**PROBLEM**. The records that follow must be repeated verbatim, every one of them.

**DATA ENTRIES**.
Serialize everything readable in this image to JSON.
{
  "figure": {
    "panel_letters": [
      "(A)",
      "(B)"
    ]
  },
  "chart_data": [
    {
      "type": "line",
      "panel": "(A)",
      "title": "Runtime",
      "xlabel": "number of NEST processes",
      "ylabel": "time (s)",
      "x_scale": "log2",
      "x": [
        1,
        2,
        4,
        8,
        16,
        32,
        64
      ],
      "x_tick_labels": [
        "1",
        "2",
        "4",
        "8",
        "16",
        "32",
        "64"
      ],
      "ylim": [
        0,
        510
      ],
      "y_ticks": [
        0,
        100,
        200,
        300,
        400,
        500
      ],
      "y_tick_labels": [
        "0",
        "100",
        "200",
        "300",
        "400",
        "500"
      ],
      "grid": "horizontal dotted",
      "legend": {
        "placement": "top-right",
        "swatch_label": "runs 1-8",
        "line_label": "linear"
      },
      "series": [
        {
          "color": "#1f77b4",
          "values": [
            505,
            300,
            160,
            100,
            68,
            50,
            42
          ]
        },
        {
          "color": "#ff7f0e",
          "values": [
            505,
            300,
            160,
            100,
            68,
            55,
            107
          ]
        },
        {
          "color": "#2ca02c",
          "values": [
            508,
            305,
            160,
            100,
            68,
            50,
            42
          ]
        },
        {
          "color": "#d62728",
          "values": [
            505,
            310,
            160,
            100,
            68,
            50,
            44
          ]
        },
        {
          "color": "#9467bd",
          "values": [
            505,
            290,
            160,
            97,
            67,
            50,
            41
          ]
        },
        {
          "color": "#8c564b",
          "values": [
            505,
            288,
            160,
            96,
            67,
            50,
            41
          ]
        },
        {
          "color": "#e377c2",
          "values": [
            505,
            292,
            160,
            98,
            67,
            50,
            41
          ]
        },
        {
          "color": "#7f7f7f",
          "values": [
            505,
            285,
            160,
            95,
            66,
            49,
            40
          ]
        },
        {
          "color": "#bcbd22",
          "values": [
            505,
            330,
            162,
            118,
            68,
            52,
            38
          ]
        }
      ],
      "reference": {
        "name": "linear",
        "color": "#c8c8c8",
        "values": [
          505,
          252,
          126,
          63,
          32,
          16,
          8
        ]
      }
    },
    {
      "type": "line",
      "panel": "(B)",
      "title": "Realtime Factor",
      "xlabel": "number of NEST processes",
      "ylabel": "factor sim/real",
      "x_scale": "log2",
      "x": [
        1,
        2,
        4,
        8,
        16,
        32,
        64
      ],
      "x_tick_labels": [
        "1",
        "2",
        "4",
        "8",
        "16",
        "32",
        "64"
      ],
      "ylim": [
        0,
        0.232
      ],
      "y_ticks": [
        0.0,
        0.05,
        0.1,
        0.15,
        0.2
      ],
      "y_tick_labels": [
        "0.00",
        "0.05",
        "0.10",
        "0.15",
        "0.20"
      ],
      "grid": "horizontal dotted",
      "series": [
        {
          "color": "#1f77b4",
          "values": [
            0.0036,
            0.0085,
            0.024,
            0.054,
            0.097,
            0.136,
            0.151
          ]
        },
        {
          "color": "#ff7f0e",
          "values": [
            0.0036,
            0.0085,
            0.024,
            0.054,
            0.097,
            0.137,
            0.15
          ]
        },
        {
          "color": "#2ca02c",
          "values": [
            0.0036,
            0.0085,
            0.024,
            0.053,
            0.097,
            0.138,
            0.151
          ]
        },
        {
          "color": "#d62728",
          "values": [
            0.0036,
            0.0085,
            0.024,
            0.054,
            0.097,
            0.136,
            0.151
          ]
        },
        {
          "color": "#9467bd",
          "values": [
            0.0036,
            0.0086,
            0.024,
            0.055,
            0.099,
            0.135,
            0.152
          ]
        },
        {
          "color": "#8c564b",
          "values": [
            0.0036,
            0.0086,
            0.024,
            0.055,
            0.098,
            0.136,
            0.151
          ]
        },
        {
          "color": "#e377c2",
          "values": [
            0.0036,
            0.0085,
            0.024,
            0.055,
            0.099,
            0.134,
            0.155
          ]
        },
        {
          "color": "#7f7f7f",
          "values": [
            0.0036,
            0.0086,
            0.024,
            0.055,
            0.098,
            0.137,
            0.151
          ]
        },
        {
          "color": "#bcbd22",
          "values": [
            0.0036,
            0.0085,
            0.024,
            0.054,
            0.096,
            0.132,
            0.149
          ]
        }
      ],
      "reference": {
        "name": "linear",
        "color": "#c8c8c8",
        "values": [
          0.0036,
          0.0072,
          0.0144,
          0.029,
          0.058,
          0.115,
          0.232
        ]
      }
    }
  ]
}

**RESULT**.
Serialize everything readable in this image to JSON.
{
  "figure": {
    "panel_letters": [
      "(A)",
      "(B)"
    ]
  },
  "chart_data": [
    {
      "type": "line",
      "panel": "(A)",
      "title": "Runtime",
      "xlabel": "number of NEST processes",
      "ylabel": "time (s)",
      "x_scale": "log2",
      "x": [
        1,
        2,
        4,
        8,
        16,
        32,
        64
      ],
      "x_tick_labels": [
        "1",
        "2",
        "4",
        "8",
        "16",
        "32",
        "64"
      ],
      "ylim": [
        0,
        510
      ],
      "y_ticks": [
        0,
        100,
        200,
        300,
        400,
        500
      ],
      "y_tick_labels": [
        "0",
        "100",
        "200",
        "300",
        "400",
        "500"
      ],
      "grid": "horizontal dotted",
      "legend": {
        "placement": "top-right",
        "swatch_label": "runs 1-8",
        "line_label": "linear"
      },
      "series": [
        {
          "color": "#1f77b4",
          "values": [
            505,
            300,
            160,
            100,
            68,
            50,
            42
          ]
        },
        {
          "color": "#ff7f0e",
          "values": [
            505,
            300,
            160,
            100,
            68,
            55,
            107
          ]
        },
        {
          "color": "#2ca02c",
          "values": [
            508,
            305,
            160,
            100,
            68,
            50,
            42
          ]
        },
        {
          "color": "#d62728",
          "values": [
            505,
            310,
            160,
            100,
            68,
            50,
            44
          ]
        },
        {
          "color": "#9467bd",
          "values": [
            505,
            290,
            160,
            97,
            67,
            50,
            41
          ]
        },
        {
          "color": "#8c564b",
          "values": [
            505,
            288,
            160,
            96,
            67,
            50,
            41
          ]
        },
        {
          "color": "#e377c2",
          "values": [
            505,
            292,
            160,
            98,
            67,
            50,
            41
          ]
        },
        {
          "color": "#7f7f7f",
          "values": [
            505,
            285,
            160,
            95,
            66,
            49,
            40
          ]
        },
        {
          "color": "#bcbd22",
          "values": [
            505,
            330,
            162,
            118,
            68,
            52,
            38
          ]
        }
      ],
      "reference": {
        "name": "linear",
        "color": "#c8c8c8",
        "values": [
          505,
          252,
          126,
          63,
          32,
          16,
          8
        ]
      }
    },
    {
      "type": "line",
      "panel": "(B)",
      "title": "Realtime Factor",
      "xlabel": "number of NEST processes",
      "ylabel": "factor sim/real",
      "x_scale": "log2",
      "x": [
        1,
        2,
        4,
        8,
        16,
        32,
        64
      ],
      "x_tick_labels": [
        "1",
        "2",
        "4",
        "8",
        "16",
        "32",
        "64"
      ],
      "ylim": [
        0,
        0.232
      ],
      "y_ticks": [
        0.0,
        0.05,
        0.1,
        0.15,
        0.2
      ],
      "y_tick_labels": [
        "0.00",
        "0.05",
        "0.10",
        "0.15",
        "0.20"
      ],
      "grid": "horizontal dotted",
      "series": [
        {
          "color": "#1f77b4",
          "values": [
            0.0036,
            0.0085,
            0.024,
            0.054,
            0.097,
            0.136,
            0.151
          ]
        },
        {
          "color": "#ff7f0e",
          "values": [
            0.0036,
            0.0085,
            0.024,
            0.054,
            0.097,
            0.137,
            0.15
          ]
        },
        {
          "color": "#2ca02c",
          "values": [
            0.0036,
            0.0085,
            0.024,
            0.053,
            0.097,
            0.138,
            0.151
          ]
        },
        {
          "color": "#d62728",
          "values": [
            0.0036,
            0.0085,
            0.024,
            0.054,
            0.097,
            0.136,
            0.151
          ]
        },
        {
          "color": "#9467bd",
          "values": [
            0.0036,
            0.0086,
            0.024,
            0.055,
            0.099,
            0.135,
            0.152
          ]
        },
        {
          "color": "#8c564b",
          "values": [
            0.0036,
            0.0086,
            0.024,
            0.055,
            0.098,
            0.136,
            0.151
          ]
        },
        {
          "color": "#e377c2",
          "values": [
            0.0036,
            0.0085,
            0.024,
            0.055,
            0.099,
            0.134,
            0.155
          ]
        },
        {
          "color": "#7f7f7f",
          "values": [
            0.0036,
            0.0086,
            0.024,
            0.055,
            0.098,
            0.137,
            0.151
          ]
        },
        {
          "color": "#bcbd22",
          "values": [
            0.0036,
            0.0085,
            0.024,
            0.054,
            0.096,
            0.132,
            0.149
          ]
        }
      ],
      "reference": {
        "name": "linear",
        "color": "#c8c8c8",
        "values": [
          0.0036,
          0.0072,
          0.0144,
          0.029,
          0.058,
          0.115,
          0.232
        ]
      }
    }
  ]
}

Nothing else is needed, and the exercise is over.